— Start —

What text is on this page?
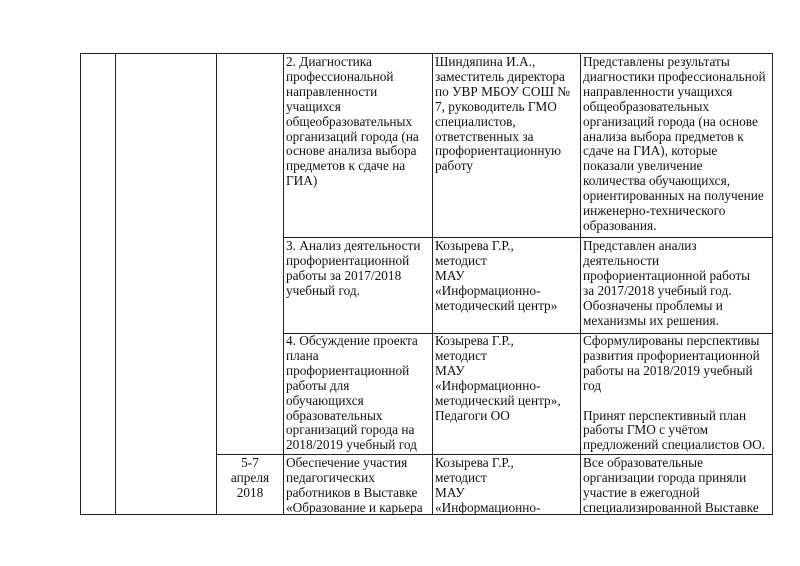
2. Диагностика
профессиональной
направленности
учащихся
общеобразовательных
организаций города (на
основе анализа выбора
предметов к сдаче на
ГИА)
Шиндяпина И.А.,
заместитель директора
по УВР МБОУ СОШ №
7, руководитель ГМО
специалистов,
ответственных за
профориентационную
работу
Представлены результаты
диагностики профессиональной
направленности учащихся
общеобразовательных
организаций города (на основе
анализа выбора предметов к
сдаче на ГИА), которые
показали увеличение
количества обучающихся,
ориентированных на получение
инженерно-технического
образования.
3. Анализ деятельности
профориентационной
работы за 2017/2018
учебный год.
Козырева Г.Р.,
методист
МАУ
«Информационно-
методический центр»
Представлен анализ
деятельности
профориентационной работы
за 2017/2018 учебный год.
Обозначены проблемы и
механизмы их решения.
4. Обсуждение проекта
плана
профориентационной
работы для
обучающихся
образовательных
организаций города на
2018/2019 учебный год
Козырева Г.Р.,
методист
МАУ
«Информационно-
методический центр»,
Педагоги ОО
Сформулированы перспективы
развития профориентационной
работы на 2018/2019 учебный
год

Принят перспективный план
работы ГМО с учётом
предложений специалистов ОО.
5-7
апреля
2018
Обеспечение участия
педагогических
работников в Выставке
«Образование и карьера
Козырева Г.Р.,
методист
МАУ
«Информационно-
Все образовательные
организации города приняли
участие в ежегодной
специализированной Выставке
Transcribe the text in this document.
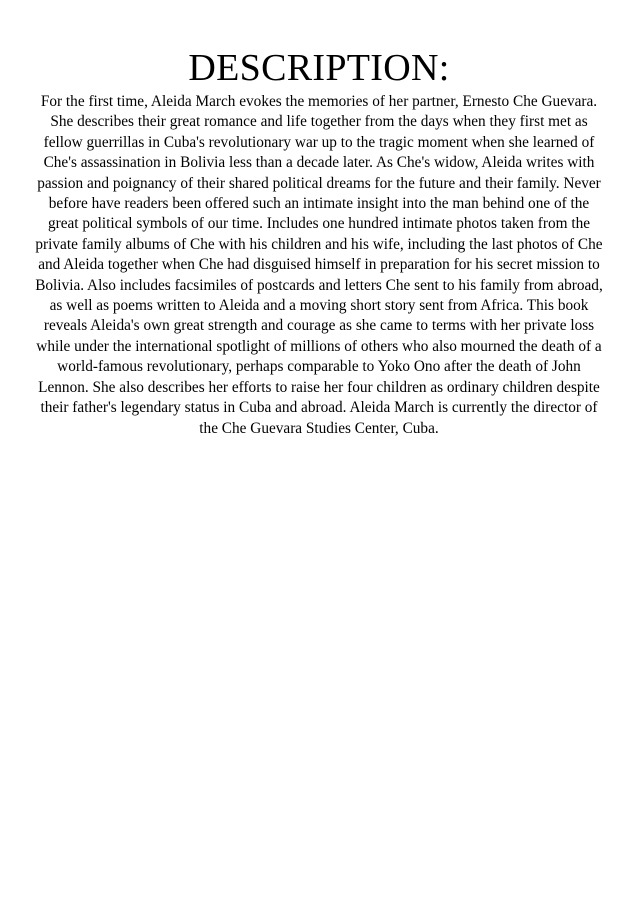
DESCRIPTION:

For the first time, Aleida March evokes the memories of her partner, Ernesto Che Guevara.
She describes their great romance and life together from the days when they first met as
fellow guerrillas in Cuba's revolutionary war up to the tragic moment when she learned of
Che's assassination in Bolivia less than a decade later. As Che's widow, Aleida writes with
passion and poignancy of their shared political dreams for the future and their family. Never
before have readers been offered such an intimate insight into the man behind one of the
great political symbols of our time. Includes one hundred intimate photos taken from the
private family albums of Che with his children and his wife, including the last photos of Che
and Aleida together when Che had disguised himself in preparation for his secret mission to
Bolivia. Also includes facsimiles of postcards and letters Che sent to his family from abroad,
as well as poems written to Aleida and a moving short story sent from Africa. This book
reveals Aleida's own great strength and courage as she came to terms with her private loss
while under the international spotlight of millions of others who also mourned the death of a
world-famous revolutionary, perhaps comparable to Yoko Ono after the death of John
Lennon. She also describes her efforts to raise her four children as ordinary children despite
their father's legendary status in Cuba and abroad. Aleida March is currently the director of
the Che Guevara Studies Center, Cuba.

— End —

SET TASK —
Restate the data above exactly, stripping out each image.

FULL OUTPUT —
What text is on this page?
2. Диагностика
профессиональной
направленности
учащихся
общеобразовательных
организаций города (на
основе анализа выбора
предметов к сдаче на
ГИА)
Шиндяпина И.А.,
заместитель директора
по УВР МБОУ СОШ №
7, руководитель ГМО
специалистов,
ответственных за
профориентационную
работу
Представлены результаты
диагностики профессиональной
направленности учащихся
общеобразовательных
организаций города (на основе
анализа выбора предметов к
сдаче на ГИА), которые
показали увеличение
количества обучающихся,
ориентированных на получение
инженерно-технического
образования.
3. Анализ деятельности
профориентационной
работы за 2017/2018
учебный год.
Козырева Г.Р.,
методист
МАУ
«Информационно-
методический центр»
Представлен анализ
деятельности
профориентационной работы
за 2017/2018 учебный год.
Обозначены проблемы и
механизмы их решения.
4. Обсуждение проекта
плана
профориентационной
работы для
обучающихся
образовательных
организаций города на
2018/2019 учебный год
Козырева Г.Р.,
методист
МАУ
«Информационно-
методический центр»,
Педагоги ОО
Сформулированы перспективы
развития профориентационной
работы на 2018/2019 учебный
год

Принят перспективный план
работы ГМО с учётом
предложений специалистов ОО.
5-7
апреля
2018
Обеспечение участия
педагогических
работников в Выставке
«Образование и карьера
Козырева Г.Р.,
методист
МАУ
«Информационно-
Все образовательные
организации города приняли
участие в ежегодной
специализированной Выставке
Transcribe the text in this document.
DESCRIPTION:

For the first time, Aleida March evokes the memories of her partner, Ernesto Che Guevara.
She describes their great romance and life together from the days when they first met as
fellow guerrillas in Cuba's revolutionary war up to the tragic moment when she learned of
Che's assassination in Bolivia less than a decade later. As Che's widow, Aleida writes with
passion and poignancy of their shared political dreams for the future and their family. Never
before have readers been offered such an intimate insight into the man behind one of the
great political symbols of our time. Includes one hundred intimate photos taken from the
private family albums of Che with his children and his wife, including the last photos of Che
and Aleida together when Che had disguised himself in preparation for his secret mission to
Bolivia. Also includes facsimiles of postcards and letters Che sent to his family from abroad,
as well as poems written to Aleida and a moving short story sent from Africa. This book
reveals Aleida's own great strength and courage as she came to terms with her private loss
while under the international spotlight of millions of others who also mourned the death of a
world-famous revolutionary, perhaps comparable to Yoko Ono after the death of John
Lennon. She also describes her efforts to raise her four children as ordinary children despite
their father's legendary status in Cuba and abroad. Aleida March is currently the director of
the Che Guevara Studies Center, Cuba.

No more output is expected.